# [Instruction]
Copy out all of the material, matching it word for word.

--- START ---

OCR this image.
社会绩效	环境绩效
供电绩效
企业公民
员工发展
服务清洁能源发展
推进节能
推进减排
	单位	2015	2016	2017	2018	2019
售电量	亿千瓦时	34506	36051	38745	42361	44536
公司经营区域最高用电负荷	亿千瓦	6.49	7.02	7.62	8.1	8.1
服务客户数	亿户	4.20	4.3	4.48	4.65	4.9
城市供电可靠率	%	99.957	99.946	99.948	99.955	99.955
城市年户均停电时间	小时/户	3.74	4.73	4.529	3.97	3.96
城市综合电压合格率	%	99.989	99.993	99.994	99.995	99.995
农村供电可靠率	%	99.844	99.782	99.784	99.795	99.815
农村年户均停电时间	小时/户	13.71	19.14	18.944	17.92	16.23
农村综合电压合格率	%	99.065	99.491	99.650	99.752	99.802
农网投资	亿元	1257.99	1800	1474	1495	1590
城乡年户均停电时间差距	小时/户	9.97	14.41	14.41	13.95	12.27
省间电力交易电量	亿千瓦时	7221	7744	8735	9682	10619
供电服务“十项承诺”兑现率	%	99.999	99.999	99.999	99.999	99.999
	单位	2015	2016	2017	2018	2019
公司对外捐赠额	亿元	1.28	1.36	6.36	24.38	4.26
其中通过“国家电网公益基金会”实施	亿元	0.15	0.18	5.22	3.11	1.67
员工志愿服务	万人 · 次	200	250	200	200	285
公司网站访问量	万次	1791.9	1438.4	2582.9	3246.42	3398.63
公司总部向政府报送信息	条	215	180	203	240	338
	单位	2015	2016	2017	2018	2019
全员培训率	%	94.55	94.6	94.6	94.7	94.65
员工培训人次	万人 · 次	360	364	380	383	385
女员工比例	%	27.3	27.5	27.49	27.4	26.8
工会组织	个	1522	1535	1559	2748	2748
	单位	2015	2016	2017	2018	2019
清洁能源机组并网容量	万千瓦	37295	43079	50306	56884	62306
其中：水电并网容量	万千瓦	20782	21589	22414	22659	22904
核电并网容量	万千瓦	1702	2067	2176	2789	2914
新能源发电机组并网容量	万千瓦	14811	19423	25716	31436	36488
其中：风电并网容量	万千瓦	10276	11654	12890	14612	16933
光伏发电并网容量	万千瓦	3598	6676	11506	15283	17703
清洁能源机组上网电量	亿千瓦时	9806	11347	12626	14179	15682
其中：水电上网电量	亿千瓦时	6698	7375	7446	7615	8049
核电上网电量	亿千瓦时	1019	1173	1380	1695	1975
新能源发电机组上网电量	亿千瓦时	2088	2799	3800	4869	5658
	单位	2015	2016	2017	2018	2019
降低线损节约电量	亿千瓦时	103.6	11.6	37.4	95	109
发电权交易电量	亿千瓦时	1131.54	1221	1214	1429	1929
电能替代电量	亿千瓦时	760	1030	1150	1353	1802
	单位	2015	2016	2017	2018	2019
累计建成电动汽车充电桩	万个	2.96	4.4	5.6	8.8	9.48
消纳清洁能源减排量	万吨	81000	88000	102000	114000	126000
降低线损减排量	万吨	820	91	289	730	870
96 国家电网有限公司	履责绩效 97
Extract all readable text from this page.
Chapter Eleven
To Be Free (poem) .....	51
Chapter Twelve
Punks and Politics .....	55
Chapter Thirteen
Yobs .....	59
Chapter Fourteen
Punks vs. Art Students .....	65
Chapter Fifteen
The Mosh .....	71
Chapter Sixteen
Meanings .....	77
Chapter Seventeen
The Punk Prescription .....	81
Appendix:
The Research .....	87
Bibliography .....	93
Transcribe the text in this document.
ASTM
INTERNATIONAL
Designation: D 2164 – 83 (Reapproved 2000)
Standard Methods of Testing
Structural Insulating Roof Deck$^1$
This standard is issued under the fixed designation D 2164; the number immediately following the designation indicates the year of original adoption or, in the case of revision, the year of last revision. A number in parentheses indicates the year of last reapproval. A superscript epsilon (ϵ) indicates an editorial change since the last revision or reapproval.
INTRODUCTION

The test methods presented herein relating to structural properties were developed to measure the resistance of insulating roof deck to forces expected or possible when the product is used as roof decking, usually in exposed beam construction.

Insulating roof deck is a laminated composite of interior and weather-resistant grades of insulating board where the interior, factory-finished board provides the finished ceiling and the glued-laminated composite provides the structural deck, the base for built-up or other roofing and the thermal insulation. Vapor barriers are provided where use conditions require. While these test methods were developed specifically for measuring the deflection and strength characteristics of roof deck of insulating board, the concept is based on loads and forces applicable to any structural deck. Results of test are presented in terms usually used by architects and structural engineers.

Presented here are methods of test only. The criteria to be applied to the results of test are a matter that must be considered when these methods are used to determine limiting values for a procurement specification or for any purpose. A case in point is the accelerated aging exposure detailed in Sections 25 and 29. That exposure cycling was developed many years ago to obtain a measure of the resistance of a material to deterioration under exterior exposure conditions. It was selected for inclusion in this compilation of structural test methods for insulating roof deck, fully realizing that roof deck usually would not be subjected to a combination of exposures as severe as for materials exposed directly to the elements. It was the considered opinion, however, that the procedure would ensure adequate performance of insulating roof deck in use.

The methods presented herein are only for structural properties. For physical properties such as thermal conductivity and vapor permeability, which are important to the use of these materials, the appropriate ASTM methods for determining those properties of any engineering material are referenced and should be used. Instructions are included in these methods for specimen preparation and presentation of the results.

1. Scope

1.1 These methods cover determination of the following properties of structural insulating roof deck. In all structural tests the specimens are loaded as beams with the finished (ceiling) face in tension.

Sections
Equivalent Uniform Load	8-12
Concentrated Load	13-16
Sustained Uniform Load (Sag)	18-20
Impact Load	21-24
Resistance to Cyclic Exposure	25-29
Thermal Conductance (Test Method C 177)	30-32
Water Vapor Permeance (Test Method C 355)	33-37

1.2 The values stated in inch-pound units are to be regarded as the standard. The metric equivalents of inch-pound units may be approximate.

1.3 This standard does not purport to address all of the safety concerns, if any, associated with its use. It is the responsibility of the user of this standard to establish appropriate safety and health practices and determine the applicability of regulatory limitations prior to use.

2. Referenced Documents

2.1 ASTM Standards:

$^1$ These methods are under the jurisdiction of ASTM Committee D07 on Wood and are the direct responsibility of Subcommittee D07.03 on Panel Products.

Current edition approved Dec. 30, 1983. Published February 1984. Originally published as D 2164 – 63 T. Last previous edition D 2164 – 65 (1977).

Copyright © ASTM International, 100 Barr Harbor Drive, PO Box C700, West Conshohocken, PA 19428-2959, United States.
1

--- END ---

# [Answer for the task]
OCR this image.
社会绩效	环境绩效
供电绩效
企业公民
员工发展
服务清洁能源发展
推进节能
推进减排
	单位	2015	2016	2017	2018	2019
售电量	亿千瓦时	34506	36051	38745	42361	44536
公司经营区域最高用电负荷	亿千瓦	6.49	7.02	7.62	8.1	8.1
服务客户数	亿户	4.20	4.3	4.48	4.65	4.9
城市供电可靠率	%	99.957	99.946	99.948	99.955	99.955
城市年户均停电时间	小时/户	3.74	4.73	4.529	3.97	3.96
城市综合电压合格率	%	99.989	99.993	99.994	99.995	99.995
农村供电可靠率	%	99.844	99.782	99.784	99.795	99.815
农村年户均停电时间	小时/户	13.71	19.14	18.944	17.92	16.23
农村综合电压合格率	%	99.065	99.491	99.650	99.752	99.802
农网投资	亿元	1257.99	1800	1474	1495	1590
城乡年户均停电时间差距	小时/户	9.97	14.41	14.41	13.95	12.27
省间电力交易电量	亿千瓦时	7221	7744	8735	9682	10619
供电服务“十项承诺”兑现率	%	99.999	99.999	99.999	99.999	99.999
	单位	2015	2016	2017	2018	2019
公司对外捐赠额	亿元	1.28	1.36	6.36	24.38	4.26
其中通过“国家电网公益基金会”实施	亿元	0.15	0.18	5.22	3.11	1.67
员工志愿服务	万人 · 次	200	250	200	200	285
公司网站访问量	万次	1791.9	1438.4	2582.9	3246.42	3398.63
公司总部向政府报送信息	条	215	180	203	240	338
	单位	2015	2016	2017	2018	2019
全员培训率	%	94.55	94.6	94.6	94.7	94.65
员工培训人次	万人 · 次	360	364	380	383	385
女员工比例	%	27.3	27.5	27.49	27.4	26.8
工会组织	个	1522	1535	1559	2748	2748
	单位	2015	2016	2017	2018	2019
清洁能源机组并网容量	万千瓦	37295	43079	50306	56884	62306
其中：水电并网容量	万千瓦	20782	21589	22414	22659	22904
核电并网容量	万千瓦	1702	2067	2176	2789	2914
新能源发电机组并网容量	万千瓦	14811	19423	25716	31436	36488
其中：风电并网容量	万千瓦	10276	11654	12890	14612	16933
光伏发电并网容量	万千瓦	3598	6676	11506	15283	17703
清洁能源机组上网电量	亿千瓦时	9806	11347	12626	14179	15682
其中：水电上网电量	亿千瓦时	6698	7375	7446	7615	8049
核电上网电量	亿千瓦时	1019	1173	1380	1695	1975
新能源发电机组上网电量	亿千瓦时	2088	2799	3800	4869	5658
	单位	2015	2016	2017	2018	2019
降低线损节约电量	亿千瓦时	103.6	11.6	37.4	95	109
发电权交易电量	亿千瓦时	1131.54	1221	1214	1429	1929
电能替代电量	亿千瓦时	760	1030	1150	1353	1802
	单位	2015	2016	2017	2018	2019
累计建成电动汽车充电桩	万个	2.96	4.4	5.6	8.8	9.48
消纳清洁能源减排量	万吨	81000	88000	102000	114000	126000
降低线损减排量	万吨	820	91	289	730	870
96 国家电网有限公司	履责绩效 97
Extract all readable text from this page.
Chapter Eleven
To Be Free (poem) .....	51
Chapter Twelve
Punks and Politics .....	55
Chapter Thirteen
Yobs .....	59
Chapter Fourteen
Punks vs. Art Students .....	65
Chapter Fifteen
The Mosh .....	71
Chapter Sixteen
Meanings .....	77
Chapter Seventeen
The Punk Prescription .....	81
Appendix:
The Research .....	87
Bibliography .....	93
Transcribe the text in this document.
ASTM
INTERNATIONAL
Designation: D 2164 – 83 (Reapproved 2000)
Standard Methods of Testing
Structural Insulating Roof Deck$^1$
This standard is issued under the fixed designation D 2164; the number immediately following the designation indicates the year of original adoption or, in the case of revision, the year of last revision. A number in parentheses indicates the year of last reapproval. A superscript epsilon (ϵ) indicates an editorial change since the last revision or reapproval.
INTRODUCTION

The test methods presented herein relating to structural properties were developed to measure the resistance of insulating roof deck to forces expected or possible when the product is used as roof decking, usually in exposed beam construction.

Insulating roof deck is a laminated composite of interior and weather-resistant grades of insulating board where the interior, factory-finished board provides the finished ceiling and the glued-laminated composite provides the structural deck, the base for built-up or other roofing and the thermal insulation. Vapor barriers are provided where use conditions require. While these test methods were developed specifically for measuring the deflection and strength characteristics of roof deck of insulating board, the concept is based on loads and forces applicable to any structural deck. Results of test are presented in terms usually used by architects and structural engineers.

Presented here are methods of test only. The criteria to be applied to the results of test are a matter that must be considered when these methods are used to determine limiting values for a procurement specification or for any purpose. A case in point is the accelerated aging exposure detailed in Sections 25 and 29. That exposure cycling was developed many years ago to obtain a measure of the resistance of a material to deterioration under exterior exposure conditions. It was selected for inclusion in this compilation of structural test methods for insulating roof deck, fully realizing that roof deck usually would not be subjected to a combination of exposures as severe as for materials exposed directly to the elements. It was the considered opinion, however, that the procedure would ensure adequate performance of insulating roof deck in use.

The methods presented herein are only for structural properties. For physical properties such as thermal conductivity and vapor permeability, which are important to the use of these materials, the appropriate ASTM methods for determining those properties of any engineering material are referenced and should be used. Instructions are included in these methods for specimen preparation and presentation of the results.

1. Scope

1.1 These methods cover determination of the following properties of structural insulating roof deck. In all structural tests the specimens are loaded as beams with the finished (ceiling) face in tension.

Sections
Equivalent Uniform Load	8-12
Concentrated Load	13-16
Sustained Uniform Load (Sag)	18-20
Impact Load	21-24
Resistance to Cyclic Exposure	25-29
Thermal Conductance (Test Method C 177)	30-32
Water Vapor Permeance (Test Method C 355)	33-37

1.2 The values stated in inch-pound units are to be regarded as the standard. The metric equivalents of inch-pound units may be approximate.

1.3 This standard does not purport to address all of the safety concerns, if any, associated with its use. It is the responsibility of the user of this standard to establish appropriate safety and health practices and determine the applicability of regulatory limitations prior to use.

2. Referenced Documents

2.1 ASTM Standards:

$^1$ These methods are under the jurisdiction of ASTM Committee D07 on Wood and are the direct responsibility of Subcommittee D07.03 on Panel Products.

Current edition approved Dec. 30, 1983. Published February 1984. Originally published as D 2164 – 63 T. Last previous edition D 2164 – 65 (1977).

Copyright © ASTM International, 100 Barr Harbor Drive, PO Box C700, West Conshohocken, PA 19428-2959, United States.
1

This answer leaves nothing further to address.